ФРАГМЕНТ ДОКУМЕНТА:
++++++++

Бонусом было содержательное, с подходами к рояльной клавиатуре эссе о колокольных гармониях в опере Мусоргского «Борис Годунов» и спрятанном в них «дьявольском интервале» тритоне. Делясь опасной догадкой о якобы подразумеваемой Мусоргским природе российской власти (а колокол на Руси всегда был ее инструментом), исследователь включал видеофрагменты с собою на звонницах. Половина фрагментов фиксировала разной пышности официальные торжества регионального, столичного и даже общегосударственного масштабов. Ничего дьявольского не усматривалось, но за притихшего в сторонке Вадика Королёва становилось немного тревожно. Уступая ему «сцену», волк №1 сознался, что вообще-то хотел парой себе на #Нелектории видеть Веру Полозкову, а Вадика позвал, потому что Вера тут уже выступала.
Ревет Колтрейн,
Я думал, это ты меня зовешь, похоже.
Ревет Колтрейн,
Взяла и перепутала меня с прохожим.
Будь Вадик вооружен клипом своей песни «Татарка» с вот такими словами в припеве, ему удалось бы элегантно парировать только что прозвучавшему признанию волка №1. Но у поэта была в руках лишь книжечка стихов «Камыш». Не то чтобы нервничая, но и не слишком спокойно, он, чуть задыхаясь, прочел с десяток стихотворений. Тут автора данного отзыва, признаться, «накрыло»: лирика, простота, нежность уязвимых мальчишьих воспоминаний, где рыбацкую гармонию «Дедушкиной сказки» смещала данность «папа упал пьяный», не дистанцировались от слушателя вообще. Смутными и живыми дворовыми маршрутами бескожая поэзия эта бродила по чердаку старого дома (с угнездившимися там подростковыми фантазиями о том, что там – хорошо бы! – случилось), спрыгивала на землю, болтаясь вблизи автобусных остановок и скамеечных объяснений. Все – о любви. Все – с какими-то пацанскими заусенцами и ссадинами, но… без катастроф. По-воробьиному чирикали то простодушно дилетантские, то изысканные рифмы, за которые совсем не прятался человек по имени Вадик. И никакой авторской манерности! В агрегатном состоянии не сформулированных чувств даже, а ощущений, схваченных, будто кошка, за хвост, казалось, строки эти вот-вот сойдут с территории речи, начнут испаряться и, не дай Бог, исчезнут, словно не было их вовсе. А если запоются, то очень тихо, очень по-здешнему, очень невесомо и очень странно.

++++++++

ПРЕДОСТАВЛЕННЫЕ МАТЕРИАЛЫ:
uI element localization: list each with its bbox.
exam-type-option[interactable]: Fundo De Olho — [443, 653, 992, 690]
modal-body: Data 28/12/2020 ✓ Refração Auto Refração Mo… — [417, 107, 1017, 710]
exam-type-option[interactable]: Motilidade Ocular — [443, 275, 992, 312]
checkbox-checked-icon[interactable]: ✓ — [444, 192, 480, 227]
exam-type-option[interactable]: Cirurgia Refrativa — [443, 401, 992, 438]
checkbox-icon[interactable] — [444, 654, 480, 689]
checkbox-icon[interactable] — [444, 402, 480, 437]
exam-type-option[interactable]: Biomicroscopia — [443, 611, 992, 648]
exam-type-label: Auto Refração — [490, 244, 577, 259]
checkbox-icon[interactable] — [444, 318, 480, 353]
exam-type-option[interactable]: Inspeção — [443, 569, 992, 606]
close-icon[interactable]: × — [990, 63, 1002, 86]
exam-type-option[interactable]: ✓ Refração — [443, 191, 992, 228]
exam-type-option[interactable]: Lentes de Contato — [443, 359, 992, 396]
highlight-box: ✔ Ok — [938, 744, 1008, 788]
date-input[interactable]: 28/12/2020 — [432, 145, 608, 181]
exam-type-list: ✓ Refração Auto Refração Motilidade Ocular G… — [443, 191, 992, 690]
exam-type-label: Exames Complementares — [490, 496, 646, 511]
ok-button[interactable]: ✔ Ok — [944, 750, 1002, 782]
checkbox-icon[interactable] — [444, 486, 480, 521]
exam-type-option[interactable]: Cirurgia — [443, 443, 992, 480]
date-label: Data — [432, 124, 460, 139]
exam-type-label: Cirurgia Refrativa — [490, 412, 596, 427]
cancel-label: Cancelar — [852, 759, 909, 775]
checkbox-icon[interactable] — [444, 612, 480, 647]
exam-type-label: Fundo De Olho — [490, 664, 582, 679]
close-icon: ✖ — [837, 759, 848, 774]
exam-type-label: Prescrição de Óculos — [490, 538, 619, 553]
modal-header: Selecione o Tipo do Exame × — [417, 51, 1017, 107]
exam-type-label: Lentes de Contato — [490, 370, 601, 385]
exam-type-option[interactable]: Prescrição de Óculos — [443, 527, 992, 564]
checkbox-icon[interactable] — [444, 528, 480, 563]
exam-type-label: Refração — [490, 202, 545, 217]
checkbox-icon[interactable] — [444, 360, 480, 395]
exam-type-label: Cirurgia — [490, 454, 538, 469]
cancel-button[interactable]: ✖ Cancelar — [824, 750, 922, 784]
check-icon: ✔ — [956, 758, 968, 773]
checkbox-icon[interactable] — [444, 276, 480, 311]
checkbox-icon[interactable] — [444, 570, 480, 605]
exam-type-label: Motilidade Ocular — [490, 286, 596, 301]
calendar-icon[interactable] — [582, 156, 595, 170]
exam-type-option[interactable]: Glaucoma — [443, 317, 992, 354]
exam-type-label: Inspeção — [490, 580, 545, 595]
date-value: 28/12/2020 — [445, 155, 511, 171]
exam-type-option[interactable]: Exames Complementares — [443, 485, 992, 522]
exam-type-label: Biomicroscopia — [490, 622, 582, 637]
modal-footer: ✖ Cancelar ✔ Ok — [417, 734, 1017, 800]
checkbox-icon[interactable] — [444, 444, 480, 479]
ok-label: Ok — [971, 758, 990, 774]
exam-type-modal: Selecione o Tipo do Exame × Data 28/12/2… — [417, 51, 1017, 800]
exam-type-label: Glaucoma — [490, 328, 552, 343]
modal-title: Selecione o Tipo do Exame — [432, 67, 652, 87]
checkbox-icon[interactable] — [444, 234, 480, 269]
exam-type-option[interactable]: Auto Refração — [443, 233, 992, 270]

++++++++

ЗАДАНИЯ:
1. Перечислите всех людей, которых фрагмент документа называет по имени или фамилии.
2. Допишите следующую часть отзыва о выступлении Вадика Королёва, начав сразу после последнего предложения фрагмента документа.

РЕЗУЛЬТАТЫ ВЫПОЛНЕНИЯ:
1. Мусоргский, Вадик Королёв, Вера Полозкова, Колтрейн

2.
Настал, казалось, момент включить трек из альбома «Март» или показать клип «Цирк», где у Вадика такое же хорошее лицо, как у героев оттепельных фильмов «Застава Ильича» или «Я шагаю по Москве». Но он пришел «безоружный». Отвечая на вопрос о любимых авторах, не дуря, но будто и не очень всерьез назвал Пушкина и Введенского. Не назвал при этом родоначальника екатеринбургского рока, земляка Илью Кормильцева, чьему крепко лирическому герою 1990-х как будто бы предложил расслабиться и через вдох-выдох вернуться к забытой, без прикрас и артистического налета обычной мужской норме. Вспомнился стих Кормильцева «Иван Человеков», который без страха и упрека оставил записку Смерти с точной датой ее прихода. Показалось, умерший и воскресший Иван Человеков – этот самый Вадик и есть.
Под занавес встречи квартет участников ансамбля «Интрада» под рояльный аккомпанемент Тимофеева исполнил переложения «Липы» Шуберта, «Вертограда» Даргомыжского и песню Королева о любви, к объекту которой героя «тянет очень, как балерина тянет вверх носочек». Уже вернувшись домой и слушая песни OQJAV, удалось отметить, что в них, как ластиком, стирается та смысловая и звуковая определенность, которой маркировались культовые группы 1990-х и нулевых. «Наутилус Помпилиус», «Мумий Тролль» или «АукцЫон». Им всем хотелось быть разными, и они такими и были. Собранное Королёвым в 2013 году екатеринбургское трио OQJAV (Королев – Катя Павлова – Daniel Shake) – принципиально за гранью установленных предшественниками «разностей». В попытке нахождения нового, нетривиального, безмятежно сплывающего с жанровой определенности куда-то в полусон-полуреальность, OQJAV в короткий срок стало группой стильной и сильной, умудряющейся, как написано в одной из рецензий (автор – Михаил Идов), «играть песни глобальной крутизны и глобальной легкости, не притворяясь при этом, что живут где-то еще, кроме России».
Главной причиной даже не виделся, а распознавался Вадик Королев. Считать его поэзию «хорошей» или «плохой» – дело вкуса. Но о такой, как у него, поэзии, обычно говорят, как говорят о хороших людях: «Настоящий/Настоящая». Это очень греет, в первую очередь тем, что все настоящее патетично, содержательно и уязвимо. Так же, как пафос уязвим рядом с иронией. Все же прав был Шура Тимофеевский, чей давний манифест, оказывается, совсем не зря прозвучал в самом начале #Нелектория.